Stored dataset items:
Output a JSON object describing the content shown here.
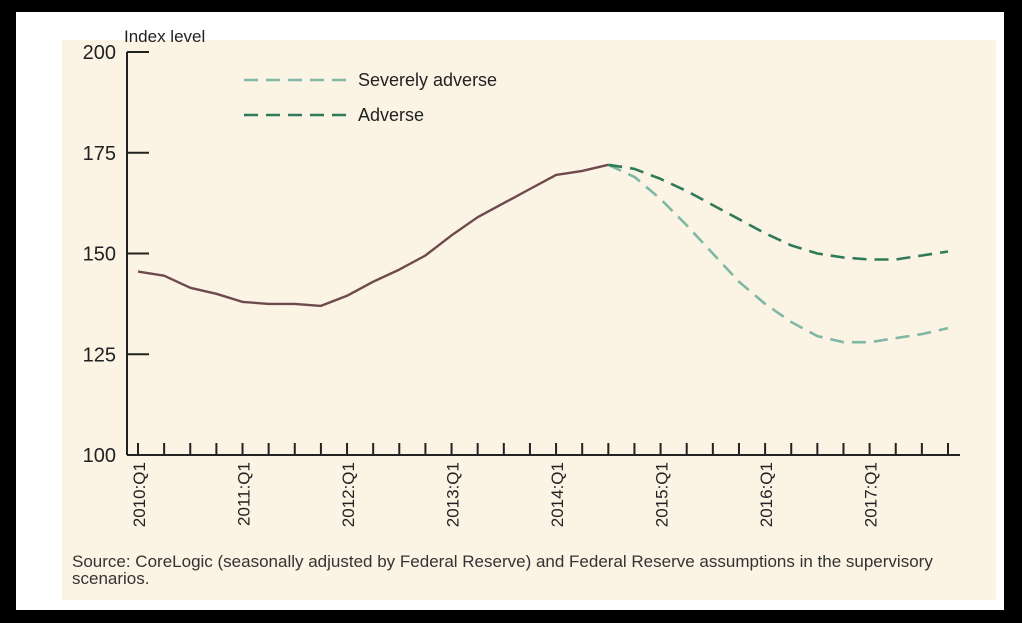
{
  "chart_data": {
    "type": "line",
    "ylabel": "Index level",
    "xlabel": "",
    "ylim": [
      100,
      200
    ],
    "yticks": [
      100,
      125,
      150,
      175,
      200
    ],
    "xrange": [
      2010.0,
      2017.75
    ],
    "xticklabels": [
      {
        "x": 2010.0,
        "label": "2010:Q1"
      },
      {
        "x": 2011.0,
        "label": "2011:Q1"
      },
      {
        "x": 2012.0,
        "label": "2012:Q1"
      },
      {
        "x": 2013.0,
        "label": "2013:Q1"
      },
      {
        "x": 2014.0,
        "label": "2014:Q1"
      },
      {
        "x": 2015.0,
        "label": "2015:Q1"
      },
      {
        "x": 2016.0,
        "label": "2016:Q1"
      },
      {
        "x": 2017.0,
        "label": "2017:Q1"
      }
    ],
    "legend_position": "top-left",
    "series": [
      {
        "key": "historical",
        "color": "#6e4a4f",
        "dash": "solid",
        "x": [
          2010.0,
          2010.25,
          2010.5,
          2010.75,
          2011.0,
          2011.25,
          2011.5,
          2011.75,
          2012.0,
          2012.25,
          2012.5,
          2012.75,
          2013.0,
          2013.25,
          2013.5,
          2013.75,
          2014.0,
          2014.25,
          2014.5
        ],
        "y": [
          145.5,
          144.5,
          141.5,
          140.0,
          138.0,
          137.5,
          137.5,
          137.0,
          139.5,
          143.0,
          146.0,
          149.5,
          154.5,
          159.0,
          162.5,
          166.0,
          169.5,
          170.5,
          172.0
        ]
      },
      {
        "name": "Severely adverse",
        "color": "#7fb8a4",
        "dash": "dashed",
        "x": [
          2014.5,
          2014.75,
          2015.0,
          2015.25,
          2015.5,
          2015.75,
          2016.0,
          2016.25,
          2016.5,
          2016.75,
          2017.0,
          2017.25,
          2017.5,
          2017.75
        ],
        "y": [
          172.0,
          169.0,
          163.5,
          157.0,
          150.0,
          143.0,
          137.5,
          133.0,
          129.5,
          128.0,
          128.0,
          129.0,
          130.0,
          131.5
        ]
      },
      {
        "name": "Adverse",
        "color": "#2e7a5a",
        "dash": "dashed",
        "x": [
          2014.5,
          2014.75,
          2015.0,
          2015.25,
          2015.5,
          2015.75,
          2016.0,
          2016.25,
          2016.5,
          2016.75,
          2017.0,
          2017.25,
          2017.5,
          2017.75
        ],
        "y": [
          172.0,
          171.0,
          168.5,
          165.5,
          162.0,
          158.5,
          155.0,
          152.0,
          150.0,
          149.0,
          148.5,
          148.5,
          149.5,
          150.5
        ]
      }
    ]
  },
  "source_text": "Source: CoreLogic (seasonally adjusted by Federal Reserve) and Federal Reserve assumptions in the supervisory scenarios."
}
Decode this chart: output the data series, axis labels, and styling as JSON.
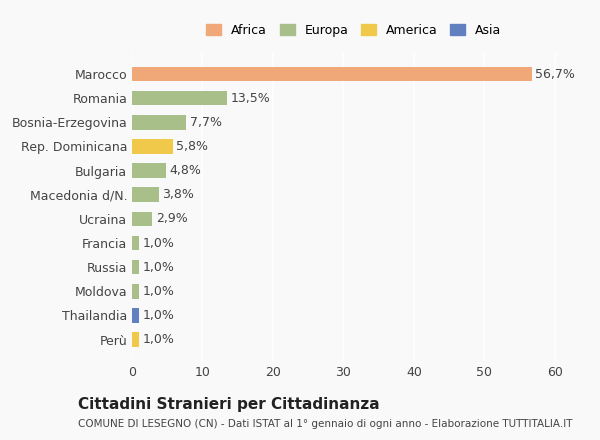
{
  "countries": [
    "Marocco",
    "Romania",
    "Bosnia-Erzegovina",
    "Rep. Dominicana",
    "Bulgaria",
    "Macedonia d/N.",
    "Ucraina",
    "Francia",
    "Russia",
    "Moldova",
    "Thailandia",
    "Perù"
  ],
  "values": [
    56.7,
    13.5,
    7.7,
    5.8,
    4.8,
    3.8,
    2.9,
    1.0,
    1.0,
    1.0,
    1.0,
    1.0
  ],
  "labels": [
    "56,7%",
    "13,5%",
    "7,7%",
    "5,8%",
    "4,8%",
    "3,8%",
    "2,9%",
    "1,0%",
    "1,0%",
    "1,0%",
    "1,0%",
    "1,0%"
  ],
  "colors": [
    "#F0A878",
    "#A8BF8A",
    "#A8BF8A",
    "#F0C84A",
    "#A8BF8A",
    "#A8BF8A",
    "#A8BF8A",
    "#A8BF8A",
    "#A8BF8A",
    "#A8BF8A",
    "#6080C0",
    "#F0C84A"
  ],
  "legend": [
    {
      "label": "Africa",
      "color": "#F0A878"
    },
    {
      "label": "Europa",
      "color": "#A8BF8A"
    },
    {
      "label": "America",
      "color": "#F0C84A"
    },
    {
      "label": "Asia",
      "color": "#6080C0"
    }
  ],
  "xlim": [
    0,
    63
  ],
  "xticks": [
    0,
    10,
    20,
    30,
    40,
    50,
    60
  ],
  "title": "Cittadini Stranieri per Cittadinanza",
  "subtitle": "COMUNE DI LESEGNO (CN) - Dati ISTAT al 1° gennaio di ogni anno - Elaborazione TUTTITALIA.IT",
  "background_color": "#f9f9f9",
  "bar_height": 0.6,
  "label_fontsize": 9,
  "tick_fontsize": 9
}
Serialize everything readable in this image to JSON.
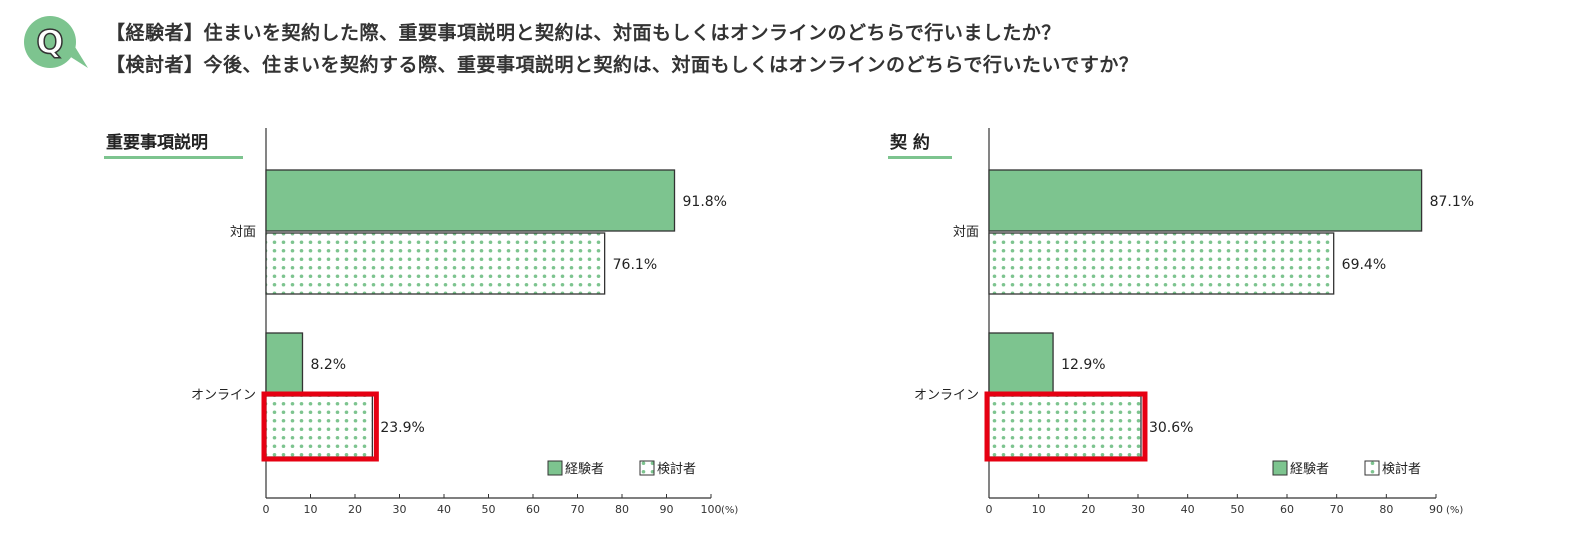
{
  "question": {
    "icon": "Q",
    "line1": "【経験者】住まいを契約した際、重要事項説明と契約は、対面もしくはオンラインのどちらで行いましたか？",
    "line2": "【検討者】今後、住まいを契約する際、重要事項説明と契約は、対面もしくはオンラインのどちらで行いたいですか？"
  },
  "colors": {
    "experienced": "#7dc48f",
    "considering_dots": "#7dc48f",
    "highlight": "#e60012",
    "accent": "#7dc48f"
  },
  "chart_data": [
    {
      "type": "bar",
      "orientation": "horizontal",
      "title": "重要事項説明",
      "categories": [
        "対面",
        "オンライン"
      ],
      "series": [
        {
          "name": "経験者",
          "values": [
            91.8,
            8.2
          ],
          "labels": [
            "91.8%",
            "8.2%"
          ],
          "pattern": "solid"
        },
        {
          "name": "検討者",
          "values": [
            76.1,
            23.9
          ],
          "labels": [
            "76.1%",
            "23.9%"
          ],
          "pattern": "dotted"
        }
      ],
      "xlim": [
        0,
        100
      ],
      "xticks": [
        "0",
        "10",
        "20",
        "30",
        "40",
        "50",
        "60",
        "70",
        "80",
        "90",
        "100"
      ],
      "xunit": "(%)",
      "highlighted": {
        "category": "オンライン",
        "series": "検討者"
      },
      "legend": "bottom-right",
      "grid": false
    },
    {
      "type": "bar",
      "orientation": "horizontal",
      "title": "契 約",
      "categories": [
        "対面",
        "オンライン"
      ],
      "series": [
        {
          "name": "経験者",
          "values": [
            87.1,
            12.9
          ],
          "labels": [
            "87.1%",
            "12.9%"
          ],
          "pattern": "solid"
        },
        {
          "name": "検討者",
          "values": [
            69.4,
            30.6
          ],
          "labels": [
            "69.4%",
            "30.6%"
          ],
          "pattern": "dotted"
        }
      ],
      "xlim": [
        0,
        90
      ],
      "xticks": [
        "0",
        "10",
        "20",
        "30",
        "40",
        "50",
        "60",
        "70",
        "80",
        "90"
      ],
      "xunit": "(%)",
      "highlighted": {
        "category": "オンライン",
        "series": "検討者"
      },
      "legend": "bottom-right",
      "grid": false
    }
  ]
}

■ Your instructions
Which lines hold the word "重要事項説明と契約は"? Copy all of them.

■ Response
    "line1": "【経験者】住まいを契約した際、重要事項説明と契約は、対面もしくはオンラインのどちらで行いましたか？",
    "line2": "【検討者】今後、住まいを契約する際、重要事項説明と契約は、対面もしくはオンラインのどちらで行いたいですか？"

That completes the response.